Written problem:
Print the whole listing exactly.

Collected data
----------------
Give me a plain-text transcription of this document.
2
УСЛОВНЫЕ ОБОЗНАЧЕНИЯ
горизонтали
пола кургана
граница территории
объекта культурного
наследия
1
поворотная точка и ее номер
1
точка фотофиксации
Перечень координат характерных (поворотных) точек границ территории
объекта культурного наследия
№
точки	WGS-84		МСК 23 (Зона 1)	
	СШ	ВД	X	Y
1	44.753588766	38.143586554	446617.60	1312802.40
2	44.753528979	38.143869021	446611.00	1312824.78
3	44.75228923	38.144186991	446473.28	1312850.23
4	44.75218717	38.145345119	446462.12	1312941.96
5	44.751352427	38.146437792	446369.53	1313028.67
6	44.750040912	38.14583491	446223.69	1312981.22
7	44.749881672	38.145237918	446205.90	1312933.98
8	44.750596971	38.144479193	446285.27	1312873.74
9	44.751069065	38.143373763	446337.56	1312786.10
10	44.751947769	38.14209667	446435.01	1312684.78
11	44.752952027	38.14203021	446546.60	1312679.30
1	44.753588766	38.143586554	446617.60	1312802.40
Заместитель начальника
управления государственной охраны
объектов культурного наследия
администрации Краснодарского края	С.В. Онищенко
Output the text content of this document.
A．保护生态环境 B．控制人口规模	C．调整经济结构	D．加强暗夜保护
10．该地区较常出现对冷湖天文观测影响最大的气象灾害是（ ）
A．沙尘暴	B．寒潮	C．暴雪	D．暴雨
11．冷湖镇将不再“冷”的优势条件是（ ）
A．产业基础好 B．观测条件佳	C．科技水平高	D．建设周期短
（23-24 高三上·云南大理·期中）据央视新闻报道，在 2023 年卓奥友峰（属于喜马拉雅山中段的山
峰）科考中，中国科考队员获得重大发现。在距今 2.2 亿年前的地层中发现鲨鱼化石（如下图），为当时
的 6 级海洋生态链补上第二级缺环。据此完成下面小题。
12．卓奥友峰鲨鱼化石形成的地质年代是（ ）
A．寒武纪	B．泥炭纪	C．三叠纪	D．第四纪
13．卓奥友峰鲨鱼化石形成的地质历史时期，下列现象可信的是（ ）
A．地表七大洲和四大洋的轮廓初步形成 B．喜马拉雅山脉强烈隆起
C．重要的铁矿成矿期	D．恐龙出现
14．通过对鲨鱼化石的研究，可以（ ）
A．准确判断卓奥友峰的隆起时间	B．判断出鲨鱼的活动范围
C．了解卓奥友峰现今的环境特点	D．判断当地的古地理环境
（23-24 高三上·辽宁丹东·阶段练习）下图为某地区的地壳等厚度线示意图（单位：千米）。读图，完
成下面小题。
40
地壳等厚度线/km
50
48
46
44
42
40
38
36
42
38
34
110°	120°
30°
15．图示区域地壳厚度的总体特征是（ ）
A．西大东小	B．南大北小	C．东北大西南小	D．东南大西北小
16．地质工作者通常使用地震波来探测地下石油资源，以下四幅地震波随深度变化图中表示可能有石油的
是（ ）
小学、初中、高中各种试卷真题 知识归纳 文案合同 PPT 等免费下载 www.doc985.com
----------------
Response:
Give me a plain-text transcription of this document.
2
УСЛОВНЫЕ ОБОЗНАЧЕНИЯ
горизонтали
пола кургана
граница территории
объекта культурного
наследия
1
поворотная точка и ее номер
1
точка фотофиксации
Перечень координат характерных (поворотных) точек границ территории
объекта культурного наследия
№
точки	WGS-84		МСК 23 (Зона 1)	
	СШ	ВД	X	Y
1	44.753588766	38.143586554	446617.60	1312802.40
2	44.753528979	38.143869021	446611.00	1312824.78
3	44.75228923	38.144186991	446473.28	1312850.23
4	44.75218717	38.145345119	446462.12	1312941.96
5	44.751352427	38.146437792	446369.53	1313028.67
6	44.750040912	38.14583491	446223.69	1312981.22
7	44.749881672	38.145237918	446205.90	1312933.98
8	44.750596971	38.144479193	446285.27	1312873.74
9	44.751069065	38.143373763	446337.56	1312786.10
10	44.751947769	38.14209667	446435.01	1312684.78
11	44.752952027	38.14203021	446546.60	1312679.30
1	44.753588766	38.143586554	446617.60	1312802.40
Заместитель начальника
управления государственной охраны
объектов культурного наследия
администрации Краснодарского края	С.В. Онищенко
Output the text content of this document.
A．保护生态环境 B．控制人口规模	C．调整经济结构	D．加强暗夜保护
10．该地区较常出现对冷湖天文观测影响最大的气象灾害是（ ）
A．沙尘暴	B．寒潮	C．暴雪	D．暴雨
11．冷湖镇将不再“冷”的优势条件是（ ）
A．产业基础好 B．观测条件佳	C．科技水平高	D．建设周期短
（23-24 高三上·云南大理·期中）据央视新闻报道，在 2023 年卓奥友峰（属于喜马拉雅山中段的山
峰）科考中，中国科考队员获得重大发现。在距今 2.2 亿年前的地层中发现鲨鱼化石（如下图），为当时
的 6 级海洋生态链补上第二级缺环。据此完成下面小题。
12．卓奥友峰鲨鱼化石形成的地质年代是（ ）
A．寒武纪	B．泥炭纪	C．三叠纪	D．第四纪
13．卓奥友峰鲨鱼化石形成的地质历史时期，下列现象可信的是（ ）
A．地表七大洲和四大洋的轮廓初步形成 B．喜马拉雅山脉强烈隆起
C．重要的铁矿成矿期	D．恐龙出现
14．通过对鲨鱼化石的研究，可以（ ）
A．准确判断卓奥友峰的隆起时间	B．判断出鲨鱼的活动范围
C．了解卓奥友峰现今的环境特点	D．判断当地的古地理环境
（23-24 高三上·辽宁丹东·阶段练习）下图为某地区的地壳等厚度线示意图（单位：千米）。读图，完
成下面小题。
40
地壳等厚度线/km
50
48
46
44
42
40
38
36
42
38
34
110°	120°
30°
15．图示区域地壳厚度的总体特征是（ ）
A．西大东小	B．南大北小	C．东北大西南小	D．东南大西北小
16．地质工作者通常使用地震波来探测地下石油资源，以下四幅地震波随深度变化图中表示可能有石油的
是（ ）
小学、初中、高中各种试卷真题 知识归纳 文案合同 PPT 等免费下载 www.doc985.com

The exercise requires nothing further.